Assemble all lines in which the string "Curie" appears.
+++ EXTRACTED INFORMATION +++
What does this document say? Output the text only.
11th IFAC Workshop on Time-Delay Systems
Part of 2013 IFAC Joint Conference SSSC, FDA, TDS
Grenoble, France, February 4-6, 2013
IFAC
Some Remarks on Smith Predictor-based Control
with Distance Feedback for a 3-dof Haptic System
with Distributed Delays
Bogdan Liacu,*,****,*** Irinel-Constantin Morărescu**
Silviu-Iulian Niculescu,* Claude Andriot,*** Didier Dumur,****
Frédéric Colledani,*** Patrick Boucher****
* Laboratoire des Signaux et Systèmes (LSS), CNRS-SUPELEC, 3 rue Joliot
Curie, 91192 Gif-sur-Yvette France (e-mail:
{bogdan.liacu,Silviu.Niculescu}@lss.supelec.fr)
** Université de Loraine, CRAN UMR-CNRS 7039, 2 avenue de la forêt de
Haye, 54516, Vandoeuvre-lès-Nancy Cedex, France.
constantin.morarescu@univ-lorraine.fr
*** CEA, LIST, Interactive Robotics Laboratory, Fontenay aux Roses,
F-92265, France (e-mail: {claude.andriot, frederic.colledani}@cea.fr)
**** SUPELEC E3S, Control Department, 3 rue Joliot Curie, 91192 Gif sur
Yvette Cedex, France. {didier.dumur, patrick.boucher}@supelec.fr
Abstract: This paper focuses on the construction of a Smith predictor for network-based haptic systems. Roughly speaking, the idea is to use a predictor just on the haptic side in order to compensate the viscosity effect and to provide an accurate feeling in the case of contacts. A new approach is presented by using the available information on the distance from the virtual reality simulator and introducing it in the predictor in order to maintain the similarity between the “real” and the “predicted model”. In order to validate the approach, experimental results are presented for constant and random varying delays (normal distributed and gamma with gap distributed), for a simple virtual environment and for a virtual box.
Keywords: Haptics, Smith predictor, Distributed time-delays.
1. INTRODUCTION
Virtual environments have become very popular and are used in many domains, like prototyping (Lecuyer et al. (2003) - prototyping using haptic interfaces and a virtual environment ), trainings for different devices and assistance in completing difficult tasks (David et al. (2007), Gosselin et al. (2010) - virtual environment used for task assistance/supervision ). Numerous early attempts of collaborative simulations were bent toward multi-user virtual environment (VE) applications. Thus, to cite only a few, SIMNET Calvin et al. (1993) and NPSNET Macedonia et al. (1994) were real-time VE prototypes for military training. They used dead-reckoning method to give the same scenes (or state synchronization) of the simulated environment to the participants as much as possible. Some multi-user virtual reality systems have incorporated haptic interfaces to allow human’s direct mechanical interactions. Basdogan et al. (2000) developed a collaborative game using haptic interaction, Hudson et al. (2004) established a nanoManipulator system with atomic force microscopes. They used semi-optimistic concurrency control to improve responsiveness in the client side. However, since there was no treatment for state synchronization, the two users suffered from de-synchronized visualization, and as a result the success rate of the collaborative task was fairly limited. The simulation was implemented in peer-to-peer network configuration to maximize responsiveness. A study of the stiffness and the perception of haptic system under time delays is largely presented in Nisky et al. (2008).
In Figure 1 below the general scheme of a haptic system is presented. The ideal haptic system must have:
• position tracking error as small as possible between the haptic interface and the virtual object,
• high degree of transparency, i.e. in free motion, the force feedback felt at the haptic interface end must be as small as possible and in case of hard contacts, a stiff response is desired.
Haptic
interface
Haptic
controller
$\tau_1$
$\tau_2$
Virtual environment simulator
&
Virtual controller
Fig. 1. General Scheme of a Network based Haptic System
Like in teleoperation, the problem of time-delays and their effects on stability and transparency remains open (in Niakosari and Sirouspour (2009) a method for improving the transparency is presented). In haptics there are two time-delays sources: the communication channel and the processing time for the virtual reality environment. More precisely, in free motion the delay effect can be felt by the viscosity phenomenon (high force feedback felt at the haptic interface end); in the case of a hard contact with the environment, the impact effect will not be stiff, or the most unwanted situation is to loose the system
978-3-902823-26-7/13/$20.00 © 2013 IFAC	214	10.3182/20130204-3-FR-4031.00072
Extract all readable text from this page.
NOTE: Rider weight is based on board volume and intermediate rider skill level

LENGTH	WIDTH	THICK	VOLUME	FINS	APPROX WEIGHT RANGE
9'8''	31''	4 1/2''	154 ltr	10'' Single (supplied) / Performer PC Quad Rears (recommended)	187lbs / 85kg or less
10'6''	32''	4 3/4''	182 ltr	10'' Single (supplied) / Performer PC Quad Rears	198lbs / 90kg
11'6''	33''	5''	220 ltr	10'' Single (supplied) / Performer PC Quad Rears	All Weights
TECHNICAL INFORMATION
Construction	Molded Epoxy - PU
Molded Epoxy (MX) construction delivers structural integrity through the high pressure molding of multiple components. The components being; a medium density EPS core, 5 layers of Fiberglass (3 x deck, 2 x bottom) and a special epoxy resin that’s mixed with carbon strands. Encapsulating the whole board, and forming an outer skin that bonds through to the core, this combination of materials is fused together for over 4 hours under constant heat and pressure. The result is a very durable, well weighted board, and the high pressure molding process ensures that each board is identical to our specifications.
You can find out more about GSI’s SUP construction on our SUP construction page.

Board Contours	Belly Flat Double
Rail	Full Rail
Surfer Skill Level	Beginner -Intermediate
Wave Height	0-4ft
+++
### SOLUTION TO THIS EXERCISE
Curie, 91192 Gif-sur-Yvette France (e-mail:
**** SUPELEC E3S, Control Department, 3 rue Joliot Curie, 91192 Gif sur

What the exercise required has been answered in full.